▸ GIVEN DATA
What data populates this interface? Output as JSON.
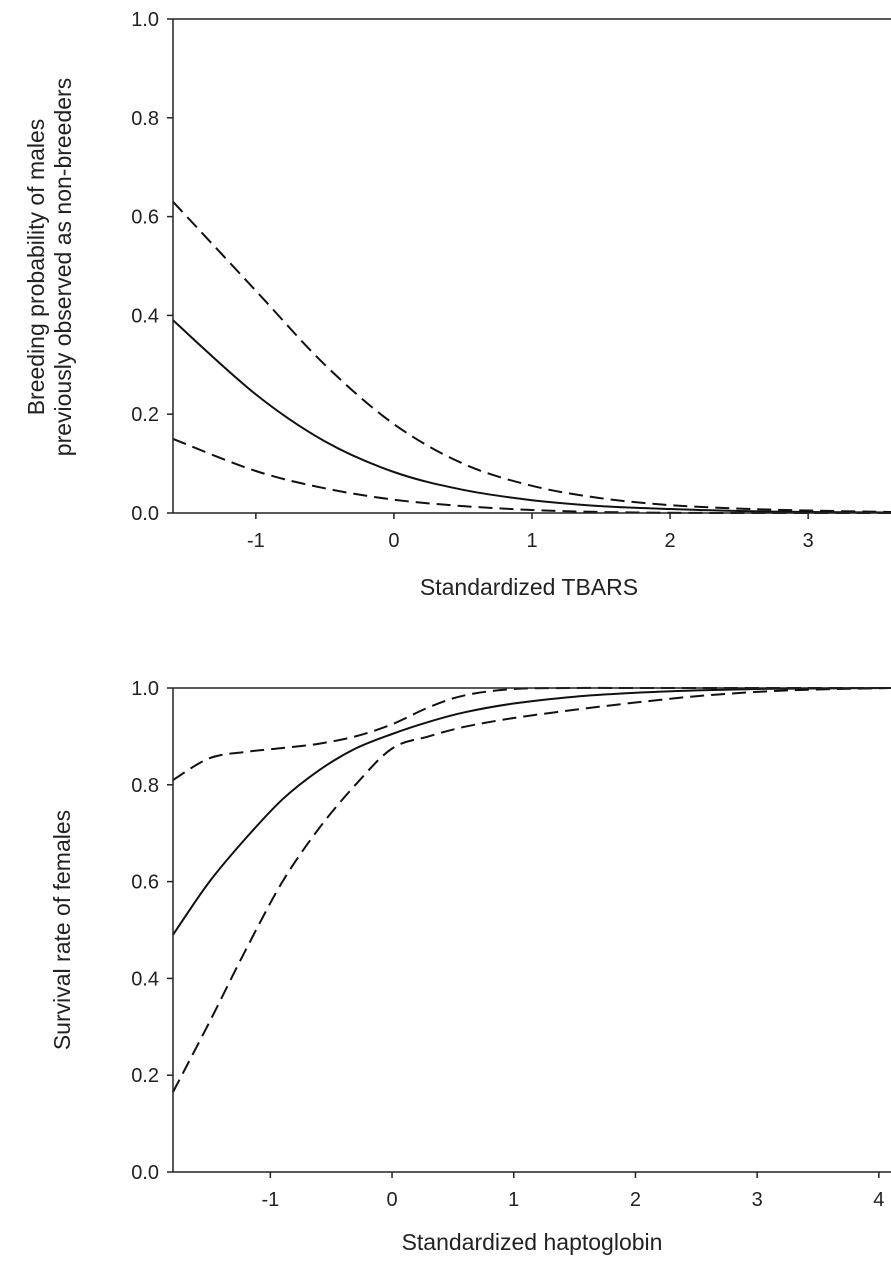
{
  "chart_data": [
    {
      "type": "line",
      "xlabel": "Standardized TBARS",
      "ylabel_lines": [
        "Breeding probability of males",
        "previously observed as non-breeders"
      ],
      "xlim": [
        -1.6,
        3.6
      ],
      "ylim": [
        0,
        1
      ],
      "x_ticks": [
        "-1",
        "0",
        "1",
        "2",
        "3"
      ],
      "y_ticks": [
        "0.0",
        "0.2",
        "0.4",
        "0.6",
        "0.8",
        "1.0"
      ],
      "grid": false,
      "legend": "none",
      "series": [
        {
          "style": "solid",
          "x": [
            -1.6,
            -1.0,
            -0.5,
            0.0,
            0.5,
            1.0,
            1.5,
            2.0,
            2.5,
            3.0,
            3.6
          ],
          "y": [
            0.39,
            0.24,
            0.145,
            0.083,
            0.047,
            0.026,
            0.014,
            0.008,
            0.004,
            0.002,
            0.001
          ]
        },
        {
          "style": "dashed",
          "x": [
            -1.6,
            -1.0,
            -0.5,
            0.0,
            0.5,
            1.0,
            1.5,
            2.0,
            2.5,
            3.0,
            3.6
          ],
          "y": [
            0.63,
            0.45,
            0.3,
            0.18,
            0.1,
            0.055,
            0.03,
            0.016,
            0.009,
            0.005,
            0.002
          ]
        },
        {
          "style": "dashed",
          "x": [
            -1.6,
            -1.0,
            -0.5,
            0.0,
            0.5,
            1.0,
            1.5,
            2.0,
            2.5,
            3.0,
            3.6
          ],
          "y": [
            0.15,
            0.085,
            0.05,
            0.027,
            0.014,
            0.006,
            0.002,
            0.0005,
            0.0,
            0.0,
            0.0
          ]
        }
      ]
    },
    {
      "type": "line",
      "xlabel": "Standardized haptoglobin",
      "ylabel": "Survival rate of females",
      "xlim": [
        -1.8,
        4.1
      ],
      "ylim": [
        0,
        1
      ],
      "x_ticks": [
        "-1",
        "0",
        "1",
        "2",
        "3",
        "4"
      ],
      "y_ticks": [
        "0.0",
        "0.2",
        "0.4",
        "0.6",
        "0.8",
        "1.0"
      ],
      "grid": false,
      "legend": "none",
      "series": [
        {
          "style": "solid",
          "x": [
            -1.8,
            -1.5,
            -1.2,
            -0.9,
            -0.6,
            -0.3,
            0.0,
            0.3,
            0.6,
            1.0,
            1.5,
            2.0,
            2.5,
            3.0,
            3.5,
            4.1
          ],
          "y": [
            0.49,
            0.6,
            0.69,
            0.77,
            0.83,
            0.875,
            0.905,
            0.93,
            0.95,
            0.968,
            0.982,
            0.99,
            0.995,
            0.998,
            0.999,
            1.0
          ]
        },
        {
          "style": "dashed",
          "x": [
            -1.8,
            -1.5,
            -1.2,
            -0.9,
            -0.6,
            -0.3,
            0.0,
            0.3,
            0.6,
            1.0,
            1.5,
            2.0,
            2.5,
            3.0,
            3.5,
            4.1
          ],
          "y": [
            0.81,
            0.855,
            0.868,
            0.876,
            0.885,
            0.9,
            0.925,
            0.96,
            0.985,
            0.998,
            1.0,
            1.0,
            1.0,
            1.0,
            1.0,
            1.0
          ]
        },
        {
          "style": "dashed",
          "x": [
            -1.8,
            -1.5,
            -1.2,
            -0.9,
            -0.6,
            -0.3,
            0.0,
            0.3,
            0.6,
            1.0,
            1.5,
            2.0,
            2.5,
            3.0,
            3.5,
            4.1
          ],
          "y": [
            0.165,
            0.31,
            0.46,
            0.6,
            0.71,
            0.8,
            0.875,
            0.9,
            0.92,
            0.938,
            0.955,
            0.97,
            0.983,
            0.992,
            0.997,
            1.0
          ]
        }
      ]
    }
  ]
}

▸ JOB
Transcribe the full listing character for character. Pictures are excluded.

▸ SOLVED PROBLEM
What data populates this interface? Output as JSON.
{
  "chart_data": [
    {
      "type": "line",
      "xlabel": "Standardized TBARS",
      "ylabel_lines": [
        "Breeding probability of males",
        "previously observed as non-breeders"
      ],
      "xlim": [
        -1.6,
        3.6
      ],
      "ylim": [
        0,
        1
      ],
      "x_ticks": [
        "-1",
        "0",
        "1",
        "2",
        "3"
      ],
      "y_ticks": [
        "0.0",
        "0.2",
        "0.4",
        "0.6",
        "0.8",
        "1.0"
      ],
      "grid": false,
      "legend": "none",
      "series": [
        {
          "style": "solid",
          "x": [
            -1.6,
            -1.0,
            -0.5,
            0.0,
            0.5,
            1.0,
            1.5,
            2.0,
            2.5,
            3.0,
            3.6
          ],
          "y": [
            0.39,
            0.24,
            0.145,
            0.083,
            0.047,
            0.026,
            0.014,
            0.008,
            0.004,
            0.002,
            0.001
          ]
        },
        {
          "style": "dashed",
          "x": [
            -1.6,
            -1.0,
            -0.5,
            0.0,
            0.5,
            1.0,
            1.5,
            2.0,
            2.5,
            3.0,
            3.6
          ],
          "y": [
            0.63,
            0.45,
            0.3,
            0.18,
            0.1,
            0.055,
            0.03,
            0.016,
            0.009,
            0.005,
            0.002
          ]
        },
        {
          "style": "dashed",
          "x": [
            -1.6,
            -1.0,
            -0.5,
            0.0,
            0.5,
            1.0,
            1.5,
            2.0,
            2.5,
            3.0,
            3.6
          ],
          "y": [
            0.15,
            0.085,
            0.05,
            0.027,
            0.014,
            0.006,
            0.002,
            0.0005,
            0.0,
            0.0,
            0.0
          ]
        }
      ]
    },
    {
      "type": "line",
      "xlabel": "Standardized haptoglobin",
      "ylabel": "Survival rate of females",
      "xlim": [
        -1.8,
        4.1
      ],
      "ylim": [
        0,
        1
      ],
      "x_ticks": [
        "-1",
        "0",
        "1",
        "2",
        "3",
        "4"
      ],
      "y_ticks": [
        "0.0",
        "0.2",
        "0.4",
        "0.6",
        "0.8",
        "1.0"
      ],
      "grid": false,
      "legend": "none",
      "series": [
        {
          "style": "solid",
          "x": [
            -1.8,
            -1.5,
            -1.2,
            -0.9,
            -0.6,
            -0.3,
            0.0,
            0.3,
            0.6,
            1.0,
            1.5,
            2.0,
            2.5,
            3.0,
            3.5,
            4.1
          ],
          "y": [
            0.49,
            0.6,
            0.69,
            0.77,
            0.83,
            0.875,
            0.905,
            0.93,
            0.95,
            0.968,
            0.982,
            0.99,
            0.995,
            0.998,
            0.999,
            1.0
          ]
        },
        {
          "style": "dashed",
          "x": [
            -1.8,
            -1.5,
            -1.2,
            -0.9,
            -0.6,
            -0.3,
            0.0,
            0.3,
            0.6,
            1.0,
            1.5,
            2.0,
            2.5,
            3.0,
            3.5,
            4.1
          ],
          "y": [
            0.81,
            0.855,
            0.868,
            0.876,
            0.885,
            0.9,
            0.925,
            0.96,
            0.985,
            0.998,
            1.0,
            1.0,
            1.0,
            1.0,
            1.0,
            1.0
          ]
        },
        {
          "style": "dashed",
          "x": [
            -1.8,
            -1.5,
            -1.2,
            -0.9,
            -0.6,
            -0.3,
            0.0,
            0.3,
            0.6,
            1.0,
            1.5,
            2.0,
            2.5,
            3.0,
            3.5,
            4.1
          ],
          "y": [
            0.165,
            0.31,
            0.46,
            0.6,
            0.71,
            0.8,
            0.875,
            0.9,
            0.92,
            0.938,
            0.955,
            0.97,
            0.983,
            0.992,
            0.997,
            1.0
          ]
        }
      ]
    }
  ]
}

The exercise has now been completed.